→ Problem to work on
Please write out the material below exactly as given.

→ Data excerpts
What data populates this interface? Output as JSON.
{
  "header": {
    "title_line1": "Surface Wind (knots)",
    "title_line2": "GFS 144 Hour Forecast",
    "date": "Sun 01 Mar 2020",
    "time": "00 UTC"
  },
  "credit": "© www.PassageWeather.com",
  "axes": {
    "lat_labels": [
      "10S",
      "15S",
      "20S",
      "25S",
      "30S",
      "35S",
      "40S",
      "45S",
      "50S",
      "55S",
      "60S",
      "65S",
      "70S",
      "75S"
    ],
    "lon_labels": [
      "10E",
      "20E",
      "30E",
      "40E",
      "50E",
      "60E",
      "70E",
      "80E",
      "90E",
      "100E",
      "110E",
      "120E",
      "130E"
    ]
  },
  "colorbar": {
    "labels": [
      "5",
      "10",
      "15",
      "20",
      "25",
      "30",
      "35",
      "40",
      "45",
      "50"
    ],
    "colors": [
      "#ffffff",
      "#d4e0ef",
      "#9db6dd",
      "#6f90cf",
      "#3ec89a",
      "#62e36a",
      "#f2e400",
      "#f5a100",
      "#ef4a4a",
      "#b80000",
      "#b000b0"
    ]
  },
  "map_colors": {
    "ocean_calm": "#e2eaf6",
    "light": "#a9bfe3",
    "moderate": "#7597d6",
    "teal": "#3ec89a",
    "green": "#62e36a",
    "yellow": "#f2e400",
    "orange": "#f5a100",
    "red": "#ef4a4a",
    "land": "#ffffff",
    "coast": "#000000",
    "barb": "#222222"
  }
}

→ Worked answer
What data populates this interface? Output as JSON.
{
  "header": {
    "title_line1": "Surface Wind (knots)",
    "title_line2": "GFS 144 Hour Forecast",
    "date": "Sun 01 Mar 2020",
    "time": "00 UTC"
  },
  "credit": "© www.PassageWeather.com",
  "axes": {
    "lat_labels": [
      "10S",
      "15S",
      "20S",
      "25S",
      "30S",
      "35S",
      "40S",
      "45S",
      "50S",
      "55S",
      "60S",
      "65S",
      "70S",
      "75S"
    ],
    "lon_labels": [
      "10E",
      "20E",
      "30E",
      "40E",
      "50E",
      "60E",
      "70E",
      "80E",
      "90E",
      "100E",
      "110E",
      "120E",
      "130E"
    ]
  },
  "colorbar": {
    "labels": [
      "5",
      "10",
      "15",
      "20",
      "25",
      "30",
      "35",
      "40",
      "45",
      "50"
    ],
    "colors": [
      "#ffffff",
      "#d4e0ef",
      "#9db6dd",
      "#6f90cf",
      "#3ec89a",
      "#62e36a",
      "#f2e400",
      "#f5a100",
      "#ef4a4a",
      "#b80000",
      "#b000b0"
    ]
  },
  "map_colors": {
    "ocean_calm": "#e2eaf6",
    "light": "#a9bfe3",
    "moderate": "#7597d6",
    "teal": "#3ec89a",
    "green": "#62e36a",
    "yellow": "#f2e400",
    "orange": "#f5a100",
    "red": "#ef4a4a",
    "land": "#ffffff",
    "coast": "#000000",
    "barb": "#222222"
  }
}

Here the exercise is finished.